EXERCISE GOAL = Without changing a single character, write out every record below.

EXERCISE DATA =
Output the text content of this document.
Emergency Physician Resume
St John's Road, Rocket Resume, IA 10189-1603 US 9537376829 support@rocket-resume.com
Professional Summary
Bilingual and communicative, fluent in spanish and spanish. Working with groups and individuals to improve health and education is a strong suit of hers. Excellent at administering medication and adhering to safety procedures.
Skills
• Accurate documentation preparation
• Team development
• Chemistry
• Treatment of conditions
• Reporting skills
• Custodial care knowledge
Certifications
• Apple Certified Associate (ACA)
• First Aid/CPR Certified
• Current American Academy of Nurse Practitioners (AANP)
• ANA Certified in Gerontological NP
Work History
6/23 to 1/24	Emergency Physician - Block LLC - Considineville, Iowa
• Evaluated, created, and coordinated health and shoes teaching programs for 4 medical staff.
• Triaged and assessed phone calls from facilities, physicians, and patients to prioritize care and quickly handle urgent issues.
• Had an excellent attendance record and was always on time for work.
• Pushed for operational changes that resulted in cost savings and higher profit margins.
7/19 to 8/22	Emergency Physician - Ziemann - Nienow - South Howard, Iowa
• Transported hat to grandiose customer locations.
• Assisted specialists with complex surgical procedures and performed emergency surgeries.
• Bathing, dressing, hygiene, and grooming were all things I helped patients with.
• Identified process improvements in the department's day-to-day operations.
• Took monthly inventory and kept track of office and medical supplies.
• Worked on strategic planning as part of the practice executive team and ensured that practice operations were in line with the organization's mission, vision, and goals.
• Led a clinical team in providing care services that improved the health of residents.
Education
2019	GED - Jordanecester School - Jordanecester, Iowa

YOUR RESPONSE =
Output the text content of this document.
Emergency Physician Resume
St John's Road, Rocket Resume, IA 10189-1603 US 9537376829 support@rocket-resume.com
Professional Summary
Bilingual and communicative, fluent in spanish and spanish. Working with groups and individuals to improve health and education is a strong suit of hers. Excellent at administering medication and adhering to safety procedures.
Skills
• Accurate documentation preparation
• Team development
• Chemistry
• Treatment of conditions
• Reporting skills
• Custodial care knowledge
Certifications
• Apple Certified Associate (ACA)
• First Aid/CPR Certified
• Current American Academy of Nurse Practitioners (AANP)
• ANA Certified in Gerontological NP
Work History
6/23 to 1/24	Emergency Physician - Block LLC - Considineville, Iowa
• Evaluated, created, and coordinated health and shoes teaching programs for 4 medical staff.
• Triaged and assessed phone calls from facilities, physicians, and patients to prioritize care and quickly handle urgent issues.
• Had an excellent attendance record and was always on time for work.
• Pushed for operational changes that resulted in cost savings and higher profit margins.
7/19 to 8/22	Emergency Physician - Ziemann - Nienow - South Howard, Iowa
• Transported hat to grandiose customer locations.
• Assisted specialists with complex surgical procedures and performed emergency surgeries.
• Bathing, dressing, hygiene, and grooming were all things I helped patients with.
• Identified process improvements in the department's day-to-day operations.
• Took monthly inventory and kept track of office and medical supplies.
• Worked on strategic planning as part of the practice executive team and ensured that practice operations were in line with the organization's mission, vision, and goals.
• Led a clinical team in providing care services that improved the health of residents.
Education
2019	GED - Jordanecester School - Jordanecester, Iowa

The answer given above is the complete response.